— START OF EXERCISE MATERIAL —
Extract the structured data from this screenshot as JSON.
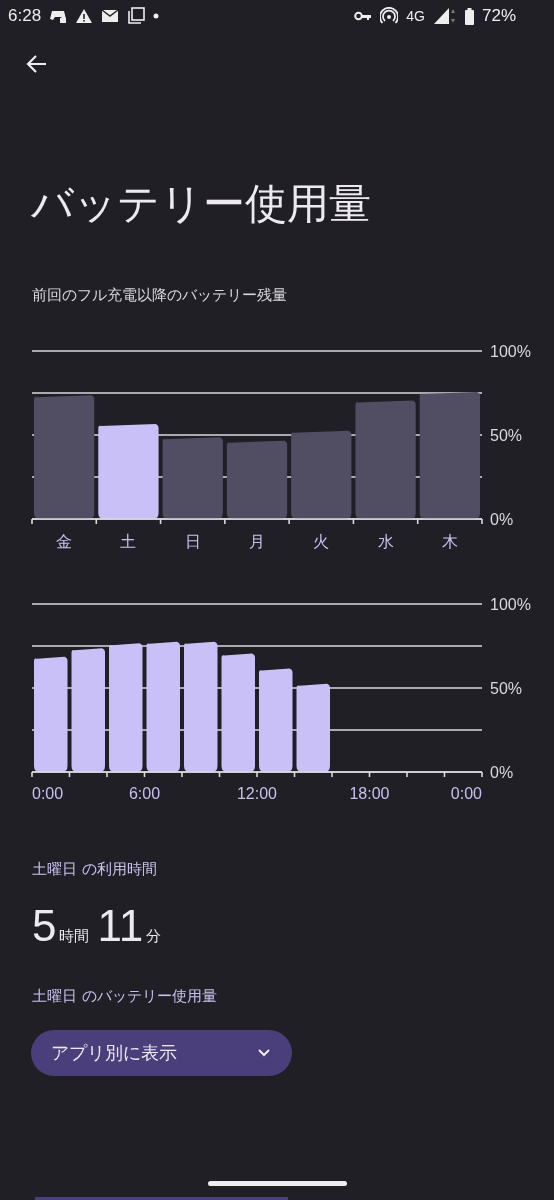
{
  "status_bar": {
    "time": "6:28",
    "network": "4G",
    "battery": "72%"
  },
  "title": "バッテリー使用量",
  "subtitle": "前回のフル充電以降のバッテリー残量",
  "weekly_chart": {
    "chart_data": {
      "type": "bar",
      "categories": [
        "金",
        "土",
        "日",
        "月",
        "火",
        "水",
        "木"
      ],
      "series": [
        {
          "colors": [
            "#514e63",
            "#c9c0f8",
            "#514e63",
            "#514e63",
            "#514e63",
            "#514e63",
            "#514e63"
          ],
          "values": [
            73,
            56,
            48,
            46,
            52,
            70,
            75
          ]
        }
      ],
      "ylim": [
        0,
        100
      ],
      "yticks": [
        {
          "value": 0,
          "label": "0%"
        },
        {
          "value": 50,
          "label": "50%"
        },
        {
          "value": 100,
          "label": "100%"
        }
      ]
    }
  },
  "daily_chart": {
    "chart_data": {
      "type": "bar",
      "x": [
        1,
        3,
        5,
        7,
        9,
        11,
        13,
        15
      ],
      "series": [
        {
          "color": "#c9c0f8",
          "values": [
            68,
            73,
            76,
            77,
            77,
            70,
            61,
            52
          ]
        }
      ],
      "xlim": [
        0,
        24
      ],
      "ylim": [
        0,
        100
      ],
      "xticks": [
        {
          "value": 0,
          "label": "0:00"
        },
        {
          "value": 6,
          "label": "6:00"
        },
        {
          "value": 12,
          "label": "12:00"
        },
        {
          "value": 18,
          "label": "18:00"
        },
        {
          "value": 24,
          "label": "0:00"
        }
      ],
      "yticks": [
        {
          "value": 0,
          "label": "0%"
        },
        {
          "value": 50,
          "label": "50%"
        },
        {
          "value": 100,
          "label": "100%"
        }
      ]
    }
  },
  "usage_label": "土曜日 の利用時間",
  "usage_time": [
    {
      "value": "5",
      "unit": "時間"
    },
    {
      "value": "11",
      "unit": "分"
    }
  ],
  "battery_label": "土曜日 のバッテリー使用量",
  "view_dropdown": {
    "label": "アプリ別に表示"
  }
}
— END OF EXERCISE MATERIAL —
**TASK PROMPT:** Each entry above is to be written out again unchanged, apart from the pictures, which are left out.

**TASK OUTPUT:**
Extract the structured data from this screenshot as JSON.
{
  "status_bar": {
    "time": "6:28",
    "network": "4G",
    "battery": "72%"
  },
  "title": "バッテリー使用量",
  "subtitle": "前回のフル充電以降のバッテリー残量",
  "weekly_chart": {
    "chart_data": {
      "type": "bar",
      "categories": [
        "金",
        "土",
        "日",
        "月",
        "火",
        "水",
        "木"
      ],
      "series": [
        {
          "colors": [
            "#514e63",
            "#c9c0f8",
            "#514e63",
            "#514e63",
            "#514e63",
            "#514e63",
            "#514e63"
          ],
          "values": [
            73,
            56,
            48,
            46,
            52,
            70,
            75
          ]
        }
      ],
      "ylim": [
        0,
        100
      ],
      "yticks": [
        {
          "value": 0,
          "label": "0%"
        },
        {
          "value": 50,
          "label": "50%"
        },
        {
          "value": 100,
          "label": "100%"
        }
      ]
    }
  },
  "daily_chart": {
    "chart_data": {
      "type": "bar",
      "x": [
        1,
        3,
        5,
        7,
        9,
        11,
        13,
        15
      ],
      "series": [
        {
          "color": "#c9c0f8",
          "values": [
            68,
            73,
            76,
            77,
            77,
            70,
            61,
            52
          ]
        }
      ],
      "xlim": [
        0,
        24
      ],
      "ylim": [
        0,
        100
      ],
      "xticks": [
        {
          "value": 0,
          "label": "0:00"
        },
        {
          "value": 6,
          "label": "6:00"
        },
        {
          "value": 12,
          "label": "12:00"
        },
        {
          "value": 18,
          "label": "18:00"
        },
        {
          "value": 24,
          "label": "0:00"
        }
      ],
      "yticks": [
        {
          "value": 0,
          "label": "0%"
        },
        {
          "value": 50,
          "label": "50%"
        },
        {
          "value": 100,
          "label": "100%"
        }
      ]
    }
  },
  "usage_label": "土曜日 の利用時間",
  "usage_time": [
    {
      "value": "5",
      "unit": "時間"
    },
    {
      "value": "11",
      "unit": "分"
    }
  ],
  "battery_label": "土曜日 のバッテリー使用量",
  "view_dropdown": {
    "label": "アプリ別に表示"
  }
}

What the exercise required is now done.